Locate each line below that includes "photo" and reproduce it.

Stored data
--------------------------------
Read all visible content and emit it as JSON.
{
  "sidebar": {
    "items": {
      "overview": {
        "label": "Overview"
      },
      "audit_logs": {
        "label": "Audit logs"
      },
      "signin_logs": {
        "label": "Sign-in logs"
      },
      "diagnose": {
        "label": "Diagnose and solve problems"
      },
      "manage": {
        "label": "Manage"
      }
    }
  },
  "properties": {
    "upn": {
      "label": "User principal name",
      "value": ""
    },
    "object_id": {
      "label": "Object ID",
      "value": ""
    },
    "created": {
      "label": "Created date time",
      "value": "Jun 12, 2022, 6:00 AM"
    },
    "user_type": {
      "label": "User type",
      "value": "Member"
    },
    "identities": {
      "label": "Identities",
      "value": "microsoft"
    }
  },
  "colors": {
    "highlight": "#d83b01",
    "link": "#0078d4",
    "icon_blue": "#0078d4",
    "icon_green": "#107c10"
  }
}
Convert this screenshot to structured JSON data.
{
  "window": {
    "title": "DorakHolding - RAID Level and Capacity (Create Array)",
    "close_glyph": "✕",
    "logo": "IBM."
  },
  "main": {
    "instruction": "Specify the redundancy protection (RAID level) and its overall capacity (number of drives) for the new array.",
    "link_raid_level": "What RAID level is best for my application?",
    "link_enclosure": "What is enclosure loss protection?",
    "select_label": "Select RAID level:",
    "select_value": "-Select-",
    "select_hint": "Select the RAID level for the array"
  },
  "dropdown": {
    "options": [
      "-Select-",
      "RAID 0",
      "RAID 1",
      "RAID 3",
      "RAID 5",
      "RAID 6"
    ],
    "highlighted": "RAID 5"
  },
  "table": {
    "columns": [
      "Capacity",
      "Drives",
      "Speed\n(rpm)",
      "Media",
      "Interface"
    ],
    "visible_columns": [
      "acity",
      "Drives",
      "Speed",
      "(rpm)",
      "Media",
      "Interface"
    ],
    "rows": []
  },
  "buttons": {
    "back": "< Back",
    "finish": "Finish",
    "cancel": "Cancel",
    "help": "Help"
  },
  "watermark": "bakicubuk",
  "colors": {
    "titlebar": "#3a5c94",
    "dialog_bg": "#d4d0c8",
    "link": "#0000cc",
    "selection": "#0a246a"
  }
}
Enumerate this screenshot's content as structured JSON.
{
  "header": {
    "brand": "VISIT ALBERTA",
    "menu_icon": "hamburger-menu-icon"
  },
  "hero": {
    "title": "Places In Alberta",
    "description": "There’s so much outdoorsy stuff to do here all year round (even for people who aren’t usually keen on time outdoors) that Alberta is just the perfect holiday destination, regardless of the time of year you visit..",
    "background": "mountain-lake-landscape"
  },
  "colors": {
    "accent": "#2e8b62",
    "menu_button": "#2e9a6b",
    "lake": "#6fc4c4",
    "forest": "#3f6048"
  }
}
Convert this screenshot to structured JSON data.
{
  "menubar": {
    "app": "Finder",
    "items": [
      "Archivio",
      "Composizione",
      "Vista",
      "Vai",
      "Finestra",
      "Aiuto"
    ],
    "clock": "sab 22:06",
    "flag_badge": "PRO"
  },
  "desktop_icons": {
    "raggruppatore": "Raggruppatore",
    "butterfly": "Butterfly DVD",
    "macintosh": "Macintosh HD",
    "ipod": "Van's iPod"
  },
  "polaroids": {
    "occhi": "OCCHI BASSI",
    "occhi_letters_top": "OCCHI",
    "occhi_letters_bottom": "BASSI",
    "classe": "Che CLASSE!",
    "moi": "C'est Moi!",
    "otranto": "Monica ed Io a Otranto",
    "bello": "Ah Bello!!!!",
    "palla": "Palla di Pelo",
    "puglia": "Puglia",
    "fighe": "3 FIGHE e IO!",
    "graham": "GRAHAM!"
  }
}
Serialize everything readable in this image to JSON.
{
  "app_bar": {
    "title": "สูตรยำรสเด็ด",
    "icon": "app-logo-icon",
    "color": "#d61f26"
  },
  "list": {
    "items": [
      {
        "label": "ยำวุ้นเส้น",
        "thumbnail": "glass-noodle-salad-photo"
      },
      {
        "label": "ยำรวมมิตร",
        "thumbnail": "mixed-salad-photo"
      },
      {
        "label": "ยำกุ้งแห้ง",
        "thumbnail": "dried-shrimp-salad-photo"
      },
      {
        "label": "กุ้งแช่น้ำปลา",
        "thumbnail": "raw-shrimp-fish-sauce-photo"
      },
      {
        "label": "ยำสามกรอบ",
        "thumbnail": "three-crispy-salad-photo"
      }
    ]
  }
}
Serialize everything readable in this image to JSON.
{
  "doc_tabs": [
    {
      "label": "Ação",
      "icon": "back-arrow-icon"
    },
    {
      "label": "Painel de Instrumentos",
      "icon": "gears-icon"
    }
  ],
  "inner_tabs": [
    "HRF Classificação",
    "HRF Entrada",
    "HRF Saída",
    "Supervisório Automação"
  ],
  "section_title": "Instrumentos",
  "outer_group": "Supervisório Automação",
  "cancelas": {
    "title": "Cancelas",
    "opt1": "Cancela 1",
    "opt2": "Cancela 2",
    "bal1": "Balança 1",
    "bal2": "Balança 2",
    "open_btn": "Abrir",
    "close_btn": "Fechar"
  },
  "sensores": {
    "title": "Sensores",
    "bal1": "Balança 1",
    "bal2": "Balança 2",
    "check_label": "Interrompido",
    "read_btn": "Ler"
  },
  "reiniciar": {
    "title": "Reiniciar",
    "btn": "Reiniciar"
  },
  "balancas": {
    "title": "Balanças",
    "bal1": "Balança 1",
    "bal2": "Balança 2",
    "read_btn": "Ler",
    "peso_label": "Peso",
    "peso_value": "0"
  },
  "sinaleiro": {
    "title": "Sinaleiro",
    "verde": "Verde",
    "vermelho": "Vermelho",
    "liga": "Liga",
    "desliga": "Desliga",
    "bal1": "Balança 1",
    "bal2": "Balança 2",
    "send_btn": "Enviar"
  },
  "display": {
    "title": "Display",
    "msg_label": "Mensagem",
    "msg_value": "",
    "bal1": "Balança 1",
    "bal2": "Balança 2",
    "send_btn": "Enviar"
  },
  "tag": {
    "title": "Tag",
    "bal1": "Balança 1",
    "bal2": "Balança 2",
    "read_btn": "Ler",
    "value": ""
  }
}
--------------------------------
- CORRECT RESPONSE -
        "thumbnail": "glass-noodle-salad-photo"
        "thumbnail": "mixed-salad-photo"
        "thumbnail": "dried-shrimp-salad-photo"
        "thumbnail": "raw-shrimp-fish-sauce-photo"
        "thumbnail": "three-crispy-salad-photo"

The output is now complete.